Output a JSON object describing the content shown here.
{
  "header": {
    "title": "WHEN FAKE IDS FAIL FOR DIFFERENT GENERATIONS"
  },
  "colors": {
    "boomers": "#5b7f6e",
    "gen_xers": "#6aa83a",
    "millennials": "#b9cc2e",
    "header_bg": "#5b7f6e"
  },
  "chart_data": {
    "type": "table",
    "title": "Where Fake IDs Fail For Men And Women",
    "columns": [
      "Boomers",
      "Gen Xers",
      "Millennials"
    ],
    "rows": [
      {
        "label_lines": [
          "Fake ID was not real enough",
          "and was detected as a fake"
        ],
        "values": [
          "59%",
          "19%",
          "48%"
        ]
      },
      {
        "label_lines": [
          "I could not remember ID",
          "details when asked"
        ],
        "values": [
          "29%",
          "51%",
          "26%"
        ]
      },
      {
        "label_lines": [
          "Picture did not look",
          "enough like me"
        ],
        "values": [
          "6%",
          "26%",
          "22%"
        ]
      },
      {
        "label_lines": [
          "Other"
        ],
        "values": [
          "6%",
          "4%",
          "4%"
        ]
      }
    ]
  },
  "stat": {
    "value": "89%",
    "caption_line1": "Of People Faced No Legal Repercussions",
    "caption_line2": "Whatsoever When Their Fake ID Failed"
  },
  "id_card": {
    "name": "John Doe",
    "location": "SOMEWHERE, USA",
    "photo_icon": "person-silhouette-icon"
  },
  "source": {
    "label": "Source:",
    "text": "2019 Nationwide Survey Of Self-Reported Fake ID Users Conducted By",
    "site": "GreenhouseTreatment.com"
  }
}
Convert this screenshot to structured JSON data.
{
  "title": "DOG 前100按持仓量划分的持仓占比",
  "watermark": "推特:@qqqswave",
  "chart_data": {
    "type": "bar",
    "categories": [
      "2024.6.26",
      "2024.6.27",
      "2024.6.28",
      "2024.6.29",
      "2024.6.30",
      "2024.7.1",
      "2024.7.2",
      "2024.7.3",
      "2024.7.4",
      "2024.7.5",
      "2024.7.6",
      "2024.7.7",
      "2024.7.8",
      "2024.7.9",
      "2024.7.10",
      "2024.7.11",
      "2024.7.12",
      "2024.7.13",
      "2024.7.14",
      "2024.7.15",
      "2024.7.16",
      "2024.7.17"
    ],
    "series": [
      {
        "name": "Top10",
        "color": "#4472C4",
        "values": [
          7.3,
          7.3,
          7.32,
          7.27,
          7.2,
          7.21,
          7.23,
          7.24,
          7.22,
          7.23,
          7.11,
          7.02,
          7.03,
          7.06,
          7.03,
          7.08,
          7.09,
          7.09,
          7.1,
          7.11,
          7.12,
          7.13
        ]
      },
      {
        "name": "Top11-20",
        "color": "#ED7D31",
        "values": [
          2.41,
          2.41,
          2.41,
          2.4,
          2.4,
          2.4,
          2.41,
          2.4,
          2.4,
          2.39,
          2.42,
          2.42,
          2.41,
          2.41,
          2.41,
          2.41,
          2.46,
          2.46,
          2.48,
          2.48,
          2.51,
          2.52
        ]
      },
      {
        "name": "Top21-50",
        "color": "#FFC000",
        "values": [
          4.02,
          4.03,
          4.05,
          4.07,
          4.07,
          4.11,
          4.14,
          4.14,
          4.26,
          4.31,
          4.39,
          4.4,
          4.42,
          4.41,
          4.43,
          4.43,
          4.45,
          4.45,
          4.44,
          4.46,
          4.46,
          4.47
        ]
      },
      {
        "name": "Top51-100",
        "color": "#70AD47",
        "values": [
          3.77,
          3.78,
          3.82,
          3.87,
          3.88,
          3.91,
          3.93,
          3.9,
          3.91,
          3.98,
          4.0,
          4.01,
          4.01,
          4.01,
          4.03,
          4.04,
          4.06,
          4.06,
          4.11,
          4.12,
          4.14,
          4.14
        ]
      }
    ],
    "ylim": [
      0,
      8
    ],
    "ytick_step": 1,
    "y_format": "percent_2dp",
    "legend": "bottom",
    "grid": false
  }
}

• • • • •

Goal of the exercise ▸
Repeat the data exactly. Leave nothing out.

Response to this exercise ▸
Output a JSON object describing the content shown here.
{
  "header": {
    "title": "WHEN FAKE IDS FAIL FOR DIFFERENT GENERATIONS"
  },
  "colors": {
    "boomers": "#5b7f6e",
    "gen_xers": "#6aa83a",
    "millennials": "#b9cc2e",
    "header_bg": "#5b7f6e"
  },
  "chart_data": {
    "type": "table",
    "title": "Where Fake IDs Fail For Men And Women",
    "columns": [
      "Boomers",
      "Gen Xers",
      "Millennials"
    ],
    "rows": [
      {
        "label_lines": [
          "Fake ID was not real enough",
          "and was detected as a fake"
        ],
        "values": [
          "59%",
          "19%",
          "48%"
        ]
      },
      {
        "label_lines": [
          "I could not remember ID",
          "details when asked"
        ],
        "values": [
          "29%",
          "51%",
          "26%"
        ]
      },
      {
        "label_lines": [
          "Picture did not look",
          "enough like me"
        ],
        "values": [
          "6%",
          "26%",
          "22%"
        ]
      },
      {
        "label_lines": [
          "Other"
        ],
        "values": [
          "6%",
          "4%",
          "4%"
        ]
      }
    ]
  },
  "stat": {
    "value": "89%",
    "caption_line1": "Of People Faced No Legal Repercussions",
    "caption_line2": "Whatsoever When Their Fake ID Failed"
  },
  "id_card": {
    "name": "John Doe",
    "location": "SOMEWHERE, USA",
    "photo_icon": "person-silhouette-icon"
  },
  "source": {
    "label": "Source:",
    "text": "2019 Nationwide Survey Of Self-Reported Fake ID Users Conducted By",
    "site": "GreenhouseTreatment.com"
  }
}
Convert this screenshot to structured JSON data.
{
  "title": "DOG 前100按持仓量划分的持仓占比",
  "watermark": "推特:@qqqswave",
  "chart_data": {
    "type": "bar",
    "categories": [
      "2024.6.26",
      "2024.6.27",
      "2024.6.28",
      "2024.6.29",
      "2024.6.30",
      "2024.7.1",
      "2024.7.2",
      "2024.7.3",
      "2024.7.4",
      "2024.7.5",
      "2024.7.6",
      "2024.7.7",
      "2024.7.8",
      "2024.7.9",
      "2024.7.10",
      "2024.7.11",
      "2024.7.12",
      "2024.7.13",
      "2024.7.14",
      "2024.7.15",
      "2024.7.16",
      "2024.7.17"
    ],
    "series": [
      {
        "name": "Top10",
        "color": "#4472C4",
        "values": [
          7.3,
          7.3,
          7.32,
          7.27,
          7.2,
          7.21,
          7.23,
          7.24,
          7.22,
          7.23,
          7.11,
          7.02,
          7.03,
          7.06,
          7.03,
          7.08,
          7.09,
          7.09,
          7.1,
          7.11,
          7.12,
          7.13
        ]
      },
      {
        "name": "Top11-20",
        "color": "#ED7D31",
        "values": [
          2.41,
          2.41,
          2.41,
          2.4,
          2.4,
          2.4,
          2.41,
          2.4,
          2.4,
          2.39,
          2.42,
          2.42,
          2.41,
          2.41,
          2.41,
          2.41,
          2.46,
          2.46,
          2.48,
          2.48,
          2.51,
          2.52
        ]
      },
      {
        "name": "Top21-50",
        "color": "#FFC000",
        "values": [
          4.02,
          4.03,
          4.05,
          4.07,
          4.07,
          4.11,
          4.14,
          4.14,
          4.26,
          4.31,
          4.39,
          4.4,
          4.42,
          4.41,
          4.43,
          4.43,
          4.45,
          4.45,
          4.44,
          4.46,
          4.46,
          4.47
        ]
      },
      {
        "name": "Top51-100",
        "color": "#70AD47",
        "values": [
          3.77,
          3.78,
          3.82,
          3.87,
          3.88,
          3.91,
          3.93,
          3.9,
          3.91,
          3.98,
          4.0,
          4.01,
          4.01,
          4.01,
          4.03,
          4.04,
          4.06,
          4.06,
          4.11,
          4.12,
          4.14,
          4.14
        ]
      }
    ],
    "ylim": [
      0,
      8
    ],
    "ytick_step": 1,
    "y_format": "percent_2dp",
    "legend": "bottom",
    "grid": false
  }
}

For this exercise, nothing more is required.